> Your objective: In the listing that follows, count each line where the word "JSON" appears; write nothing but the count.

---------------

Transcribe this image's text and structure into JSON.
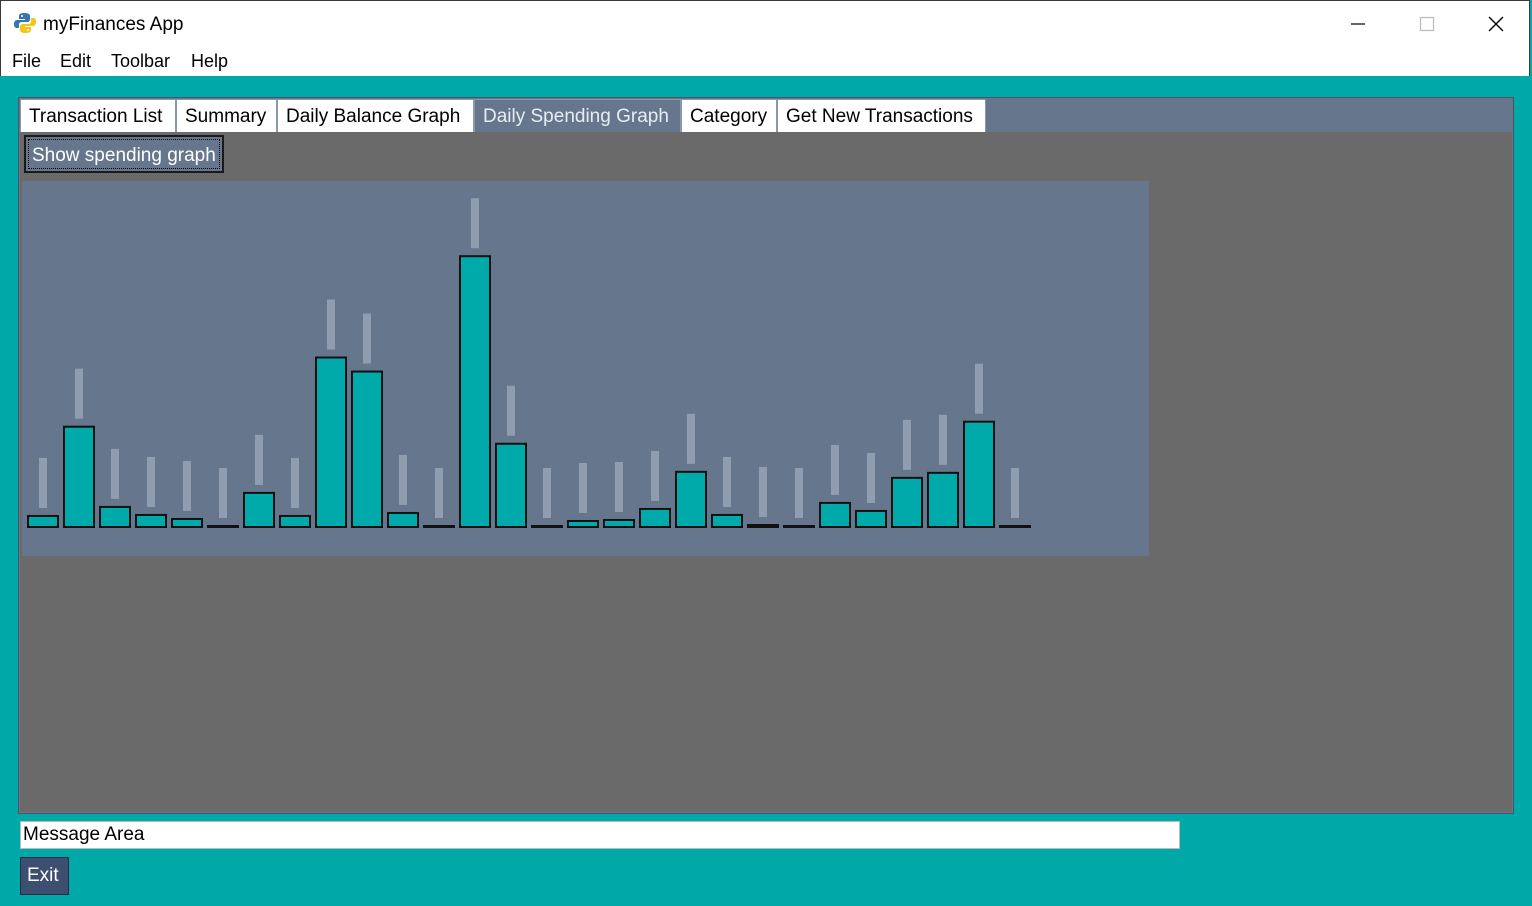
{
  "window": {
    "title": "myFinances App"
  },
  "menu": [
    "File",
    "Edit",
    "Toolbar",
    "Help"
  ],
  "tabs": [
    {
      "label": "Transaction List",
      "active": false
    },
    {
      "label": "Summary",
      "active": false
    },
    {
      "label": "Daily Balance Graph",
      "active": false
    },
    {
      "label": "Daily Spending Graph",
      "active": true
    },
    {
      "label": "Category",
      "active": false
    },
    {
      "label": "Get New Transactions",
      "active": false
    }
  ],
  "panel": {
    "show_button": "Show spending graph"
  },
  "message_area": "Message Area",
  "exit_label": "Exit",
  "colors": {
    "accent": "#00a8a8",
    "panel": "#6a6a6a",
    "chart_bg": "#66778d",
    "bar": "#00aaaa",
    "button": "#3c4f70"
  },
  "chart_data": {
    "type": "bar",
    "values": [
      11,
      100,
      20,
      12,
      8,
      0,
      34,
      11,
      169,
      155,
      14,
      0,
      270,
      83,
      0,
      6,
      7,
      18,
      55,
      12,
      2,
      0,
      24,
      16,
      49,
      54,
      105,
      0
    ],
    "ylim": [
      0,
      345
    ]
  }
}
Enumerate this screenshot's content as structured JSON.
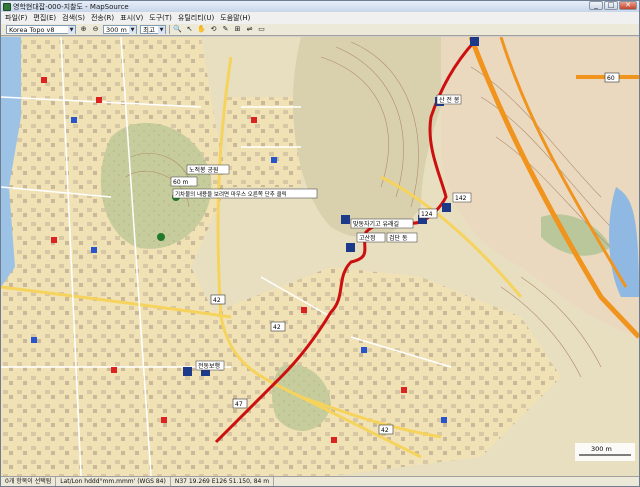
{
  "window": {
    "title": "영학현대잡-000-지찰도 - MapSource",
    "btn_min": "_",
    "btn_max": "□",
    "btn_close": "✕"
  },
  "menu": [
    "파일(F)",
    "편집(E)",
    "검색(S)",
    "전송(R)",
    "표시(V)",
    "도구(T)",
    "유틸리티(U)",
    "도움말(H)"
  ],
  "toolbar": {
    "product": "Korea Topo v8",
    "zoom": "300 m",
    "detail": "최고",
    "tools": [
      "🔍",
      "⊕",
      "⊖",
      "↖",
      "✋",
      "⟲",
      "✎",
      "⊞",
      "⇌",
      "▭"
    ]
  },
  "map": {
    "waypoints": [
      {
        "label": "노적봉 공원"
      },
      {
        "label": "60 m"
      },
      {
        "label": "기차물의 내용을 보려면 마우스 오른쪽 단추 클릭"
      },
      {
        "label": "맞동자기고 유래길"
      },
      {
        "label": "고산정"
      },
      {
        "label": "검단 동"
      },
      {
        "label": "전동보행"
      },
      {
        "label": "산 전 봉"
      },
      {
        "label": "142"
      },
      {
        "label": "124"
      }
    ],
    "road_numbers": [
      "42",
      "42",
      "47",
      "42",
      "60"
    ],
    "scale_label": "300 m",
    "colors": {
      "track": "#cc1010",
      "expressway": "#f0941d",
      "urban": "#f3e3b8",
      "forest": "#c9cf9e",
      "water": "#8fb8e2",
      "contour": "#b08d6a"
    }
  },
  "status": {
    "selection": "0개 항목이 선택됨",
    "format": "Lat/Lon hddd°mm.mmm' (WGS 84)",
    "coords": "N37 19.269 E126 51.150, 84 m"
  }
}
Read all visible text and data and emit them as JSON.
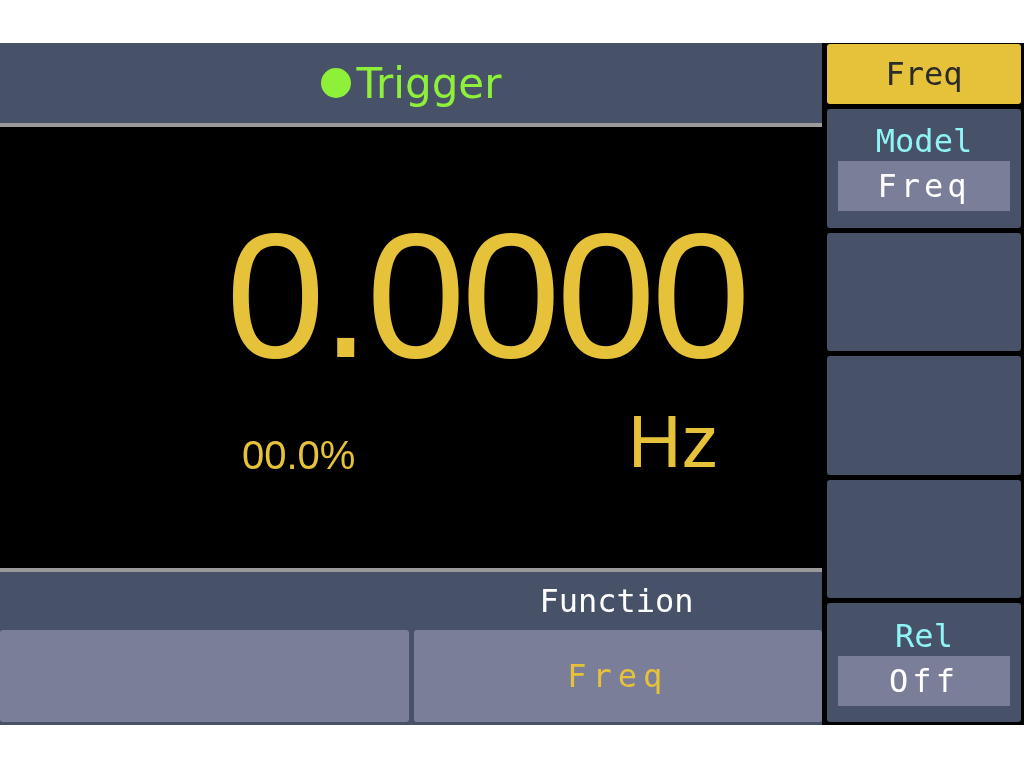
{
  "header": {
    "title": "Trigger",
    "active": true
  },
  "display": {
    "reading": "0.0000",
    "unit": "Hz",
    "percent": "00.0%"
  },
  "function_bar": {
    "label": "Function",
    "slots": [
      {
        "kind": "blank"
      },
      {
        "kind": "value",
        "value": "Freq"
      }
    ]
  },
  "softkeys": [
    {
      "kind": "title",
      "label": "Freq"
    },
    {
      "kind": "option",
      "label": "Model",
      "value": "Freq"
    },
    {
      "kind": "blank"
    },
    {
      "kind": "blank"
    },
    {
      "kind": "blank"
    },
    {
      "kind": "option",
      "label": "Rel",
      "value": "Off"
    }
  ]
}
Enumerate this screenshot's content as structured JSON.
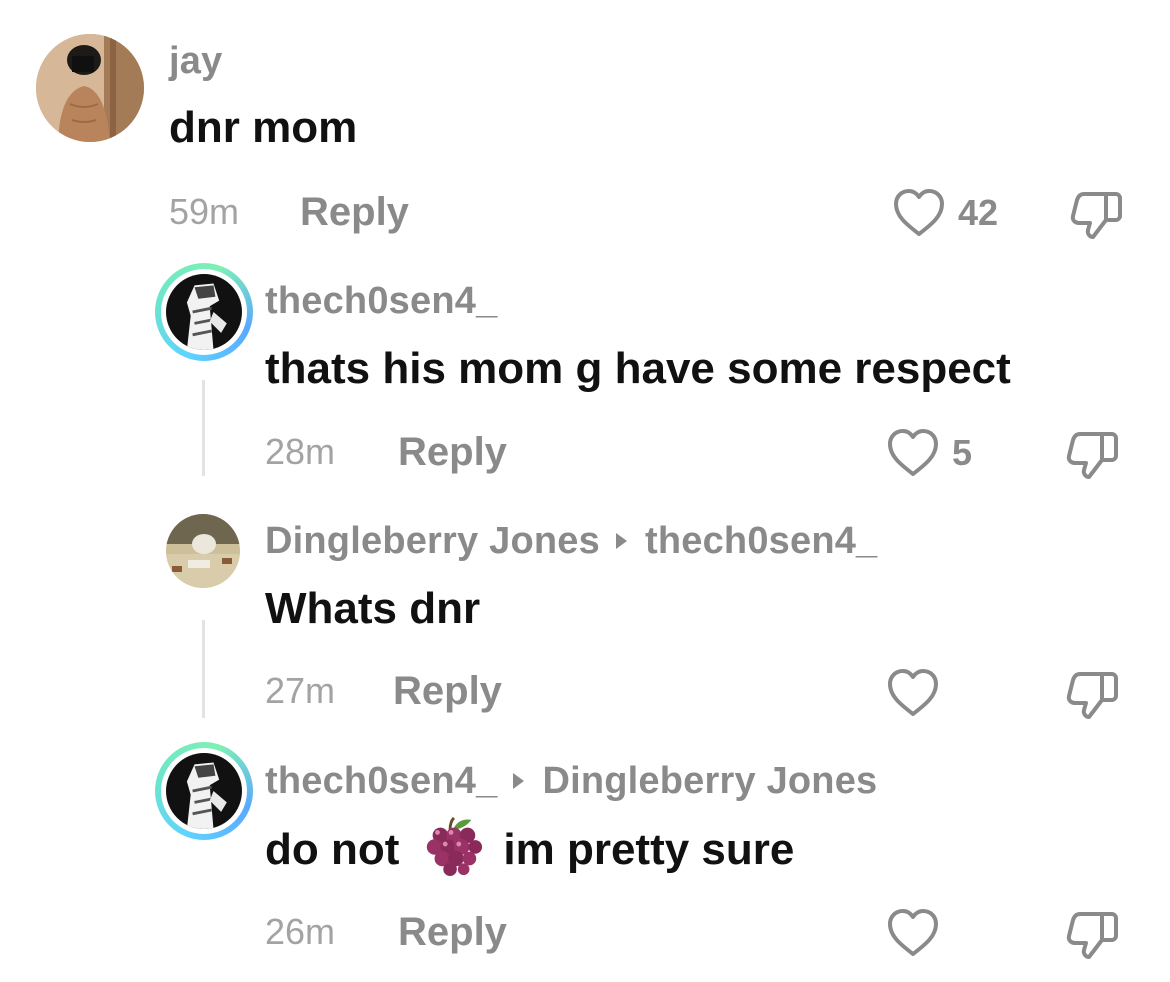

---------------

> Result of this task: 4